## TASK OBJECTIVE
Take every line from the material that has the word "emoji" in it.

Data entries
»»
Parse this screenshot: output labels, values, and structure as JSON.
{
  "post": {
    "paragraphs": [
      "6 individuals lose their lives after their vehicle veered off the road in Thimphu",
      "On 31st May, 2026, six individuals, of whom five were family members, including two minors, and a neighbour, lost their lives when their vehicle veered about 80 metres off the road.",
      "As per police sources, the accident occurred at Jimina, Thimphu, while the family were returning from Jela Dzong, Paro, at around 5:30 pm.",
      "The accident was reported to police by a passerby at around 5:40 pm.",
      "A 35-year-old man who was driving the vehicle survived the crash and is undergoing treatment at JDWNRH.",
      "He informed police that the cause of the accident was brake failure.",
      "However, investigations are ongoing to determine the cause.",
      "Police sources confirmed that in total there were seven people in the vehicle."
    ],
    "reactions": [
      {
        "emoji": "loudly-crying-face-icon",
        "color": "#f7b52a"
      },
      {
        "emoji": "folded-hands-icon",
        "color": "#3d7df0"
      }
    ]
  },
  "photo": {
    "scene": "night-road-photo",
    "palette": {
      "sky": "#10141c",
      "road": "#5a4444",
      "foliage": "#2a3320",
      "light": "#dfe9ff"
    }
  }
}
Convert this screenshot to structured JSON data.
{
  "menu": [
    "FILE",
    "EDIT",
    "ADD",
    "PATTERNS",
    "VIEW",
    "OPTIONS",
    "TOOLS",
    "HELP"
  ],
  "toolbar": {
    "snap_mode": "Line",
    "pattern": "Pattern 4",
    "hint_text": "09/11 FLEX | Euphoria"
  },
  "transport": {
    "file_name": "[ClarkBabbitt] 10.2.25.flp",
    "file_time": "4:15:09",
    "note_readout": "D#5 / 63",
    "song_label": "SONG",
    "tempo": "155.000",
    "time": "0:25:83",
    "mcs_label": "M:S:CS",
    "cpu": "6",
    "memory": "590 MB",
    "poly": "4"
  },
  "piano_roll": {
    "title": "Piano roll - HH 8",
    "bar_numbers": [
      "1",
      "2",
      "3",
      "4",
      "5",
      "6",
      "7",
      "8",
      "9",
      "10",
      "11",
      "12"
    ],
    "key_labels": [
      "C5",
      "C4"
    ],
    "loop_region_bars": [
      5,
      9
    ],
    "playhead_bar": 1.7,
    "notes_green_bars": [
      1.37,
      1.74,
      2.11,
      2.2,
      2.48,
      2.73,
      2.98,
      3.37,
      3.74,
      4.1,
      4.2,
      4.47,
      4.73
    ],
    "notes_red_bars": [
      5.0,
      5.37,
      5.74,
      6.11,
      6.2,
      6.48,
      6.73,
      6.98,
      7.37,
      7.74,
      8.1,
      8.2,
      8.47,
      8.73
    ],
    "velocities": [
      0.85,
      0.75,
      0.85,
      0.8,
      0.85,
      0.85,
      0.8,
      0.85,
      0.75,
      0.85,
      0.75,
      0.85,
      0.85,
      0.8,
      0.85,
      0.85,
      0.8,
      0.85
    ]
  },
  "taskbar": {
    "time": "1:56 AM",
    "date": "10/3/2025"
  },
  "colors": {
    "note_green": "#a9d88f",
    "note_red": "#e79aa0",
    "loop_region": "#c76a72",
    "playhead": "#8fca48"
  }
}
««
## COMPLETED TASK
        "emoji": "loudly-crying-face-icon",
        "emoji": "folded-hands-icon",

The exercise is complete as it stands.